▶ **PROBLEM STATEMENT**:
Output every record below exactly as it appears.

(Source data)

|---|

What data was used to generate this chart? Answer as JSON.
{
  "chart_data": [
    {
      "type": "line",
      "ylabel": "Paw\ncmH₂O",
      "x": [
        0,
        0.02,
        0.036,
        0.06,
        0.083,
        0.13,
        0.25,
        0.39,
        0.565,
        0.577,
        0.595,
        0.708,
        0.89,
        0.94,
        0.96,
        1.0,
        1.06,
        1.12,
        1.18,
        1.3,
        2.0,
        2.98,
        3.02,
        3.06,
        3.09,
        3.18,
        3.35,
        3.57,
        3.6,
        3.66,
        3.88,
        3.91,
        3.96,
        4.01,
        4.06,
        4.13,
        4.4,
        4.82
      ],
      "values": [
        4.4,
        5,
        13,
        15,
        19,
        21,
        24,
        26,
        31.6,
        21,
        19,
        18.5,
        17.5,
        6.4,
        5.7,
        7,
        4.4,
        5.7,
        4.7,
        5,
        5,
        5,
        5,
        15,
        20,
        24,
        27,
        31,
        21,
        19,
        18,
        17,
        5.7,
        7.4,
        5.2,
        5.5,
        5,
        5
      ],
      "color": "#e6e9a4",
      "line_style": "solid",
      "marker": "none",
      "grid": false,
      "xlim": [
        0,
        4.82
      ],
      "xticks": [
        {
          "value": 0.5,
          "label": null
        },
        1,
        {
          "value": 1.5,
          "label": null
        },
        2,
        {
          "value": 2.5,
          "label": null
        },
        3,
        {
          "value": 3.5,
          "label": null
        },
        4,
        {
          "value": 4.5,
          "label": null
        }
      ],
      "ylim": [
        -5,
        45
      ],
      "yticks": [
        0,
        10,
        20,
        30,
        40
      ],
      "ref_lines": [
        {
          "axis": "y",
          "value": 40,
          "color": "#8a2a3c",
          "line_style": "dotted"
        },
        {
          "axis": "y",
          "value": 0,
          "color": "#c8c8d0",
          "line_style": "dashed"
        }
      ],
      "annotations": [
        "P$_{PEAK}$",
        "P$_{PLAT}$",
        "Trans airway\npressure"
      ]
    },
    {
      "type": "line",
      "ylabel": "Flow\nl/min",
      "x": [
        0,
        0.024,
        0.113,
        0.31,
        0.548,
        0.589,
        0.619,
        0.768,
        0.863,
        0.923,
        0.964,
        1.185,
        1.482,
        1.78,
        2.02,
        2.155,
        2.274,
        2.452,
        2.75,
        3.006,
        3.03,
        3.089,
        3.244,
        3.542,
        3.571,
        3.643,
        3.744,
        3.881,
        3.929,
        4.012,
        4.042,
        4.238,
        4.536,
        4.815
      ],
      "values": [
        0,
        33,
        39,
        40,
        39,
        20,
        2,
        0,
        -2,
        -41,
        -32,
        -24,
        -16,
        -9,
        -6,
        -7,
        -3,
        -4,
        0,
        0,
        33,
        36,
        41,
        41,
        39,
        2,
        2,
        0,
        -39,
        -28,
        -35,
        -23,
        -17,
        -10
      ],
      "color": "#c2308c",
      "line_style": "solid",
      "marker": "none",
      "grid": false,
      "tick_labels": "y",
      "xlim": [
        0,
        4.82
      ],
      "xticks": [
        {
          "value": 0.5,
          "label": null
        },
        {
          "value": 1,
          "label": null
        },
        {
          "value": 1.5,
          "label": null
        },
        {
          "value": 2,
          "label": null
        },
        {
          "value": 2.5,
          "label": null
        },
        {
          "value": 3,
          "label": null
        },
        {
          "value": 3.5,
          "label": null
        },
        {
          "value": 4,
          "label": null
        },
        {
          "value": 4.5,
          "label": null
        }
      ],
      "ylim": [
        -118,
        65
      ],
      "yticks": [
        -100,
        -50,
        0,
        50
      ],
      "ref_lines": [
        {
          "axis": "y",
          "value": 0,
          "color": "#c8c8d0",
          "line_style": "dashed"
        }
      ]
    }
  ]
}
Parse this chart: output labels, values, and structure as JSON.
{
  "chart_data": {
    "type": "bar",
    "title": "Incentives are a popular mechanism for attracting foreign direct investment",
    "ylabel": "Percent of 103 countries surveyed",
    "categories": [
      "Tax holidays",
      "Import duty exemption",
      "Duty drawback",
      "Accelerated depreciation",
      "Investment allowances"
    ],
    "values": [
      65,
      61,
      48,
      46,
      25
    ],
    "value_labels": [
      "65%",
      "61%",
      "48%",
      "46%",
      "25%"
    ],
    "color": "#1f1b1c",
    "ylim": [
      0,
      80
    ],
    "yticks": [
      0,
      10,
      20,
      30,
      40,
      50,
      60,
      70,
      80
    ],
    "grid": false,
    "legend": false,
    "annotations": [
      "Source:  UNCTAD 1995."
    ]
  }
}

|---|

▶ **SOLUTION BELOW**:
What data was used to generate this chart? Answer as JSON.
{
  "chart_data": [
    {
      "type": "line",
      "ylabel": "Paw\ncmH₂O",
      "x": [
        0,
        0.02,
        0.036,
        0.06,
        0.083,
        0.13,
        0.25,
        0.39,
        0.565,
        0.577,
        0.595,
        0.708,
        0.89,
        0.94,
        0.96,
        1.0,
        1.06,
        1.12,
        1.18,
        1.3,
        2.0,
        2.98,
        3.02,
        3.06,
        3.09,
        3.18,
        3.35,
        3.57,
        3.6,
        3.66,
        3.88,
        3.91,
        3.96,
        4.01,
        4.06,
        4.13,
        4.4,
        4.82
      ],
      "values": [
        4.4,
        5,
        13,
        15,
        19,
        21,
        24,
        26,
        31.6,
        21,
        19,
        18.5,
        17.5,
        6.4,
        5.7,
        7,
        4.4,
        5.7,
        4.7,
        5,
        5,
        5,
        5,
        15,
        20,
        24,
        27,
        31,
        21,
        19,
        18,
        17,
        5.7,
        7.4,
        5.2,
        5.5,
        5,
        5
      ],
      "color": "#e6e9a4",
      "line_style": "solid",
      "marker": "none",
      "grid": false,
      "xlim": [
        0,
        4.82
      ],
      "xticks": [
        {
          "value": 0.5,
          "label": null
        },
        1,
        {
          "value": 1.5,
          "label": null
        },
        2,
        {
          "value": 2.5,
          "label": null
        },
        3,
        {
          "value": 3.5,
          "label": null
        },
        4,
        {
          "value": 4.5,
          "label": null
        }
      ],
      "ylim": [
        -5,
        45
      ],
      "yticks": [
        0,
        10,
        20,
        30,
        40
      ],
      "ref_lines": [
        {
          "axis": "y",
          "value": 40,
          "color": "#8a2a3c",
          "line_style": "dotted"
        },
        {
          "axis": "y",
          "value": 0,
          "color": "#c8c8d0",
          "line_style": "dashed"
        }
      ],
      "annotations": [
        "P$_{PEAK}$",
        "P$_{PLAT}$",
        "Trans airway\npressure"
      ]
    },
    {
      "type": "line",
      "ylabel": "Flow\nl/min",
      "x": [
        0,
        0.024,
        0.113,
        0.31,
        0.548,
        0.589,
        0.619,
        0.768,
        0.863,
        0.923,
        0.964,
        1.185,
        1.482,
        1.78,
        2.02,
        2.155,
        2.274,
        2.452,
        2.75,
        3.006,
        3.03,
        3.089,
        3.244,
        3.542,
        3.571,
        3.643,
        3.744,
        3.881,
        3.929,
        4.012,
        4.042,
        4.238,
        4.536,
        4.815
      ],
      "values": [
        0,
        33,
        39,
        40,
        39,
        20,
        2,
        0,
        -2,
        -41,
        -32,
        -24,
        -16,
        -9,
        -6,
        -7,
        -3,
        -4,
        0,
        0,
        33,
        36,
        41,
        41,
        39,
        2,
        2,
        0,
        -39,
        -28,
        -35,
        -23,
        -17,
        -10
      ],
      "color": "#c2308c",
      "line_style": "solid",
      "marker": "none",
      "grid": false,
      "tick_labels": "y",
      "xlim": [
        0,
        4.82
      ],
      "xticks": [
        {
          "value": 0.5,
          "label": null
        },
        {
          "value": 1,
          "label": null
        },
        {
          "value": 1.5,
          "label": null
        },
        {
          "value": 2,
          "label": null
        },
        {
          "value": 2.5,
          "label": null
        },
        {
          "value": 3,
          "label": null
        },
        {
          "value": 3.5,
          "label": null
        },
        {
          "value": 4,
          "label": null
        },
        {
          "value": 4.5,
          "label": null
        }
      ],
      "ylim": [
        -118,
        65
      ],
      "yticks": [
        -100,
        -50,
        0,
        50
      ],
      "ref_lines": [
        {
          "axis": "y",
          "value": 0,
          "color": "#c8c8d0",
          "line_style": "dashed"
        }
      ]
    }
  ]
}
Parse this chart: output labels, values, and structure as JSON.
{
  "chart_data": {
    "type": "bar",
    "title": "Incentives are a popular mechanism for attracting foreign direct investment",
    "ylabel": "Percent of 103 countries surveyed",
    "categories": [
      "Tax holidays",
      "Import duty exemption",
      "Duty drawback",
      "Accelerated depreciation",
      "Investment allowances"
    ],
    "values": [
      65,
      61,
      48,
      46,
      25
    ],
    "value_labels": [
      "65%",
      "61%",
      "48%",
      "46%",
      "25%"
    ],
    "color": "#1f1b1c",
    "ylim": [
      0,
      80
    ],
    "yticks": [
      0,
      10,
      20,
      30,
      40,
      50,
      60,
      70,
      80
    ],
    "grid": false,
    "legend": false,
    "annotations": [
      "Source:  UNCTAD 1995."
    ]
  }
}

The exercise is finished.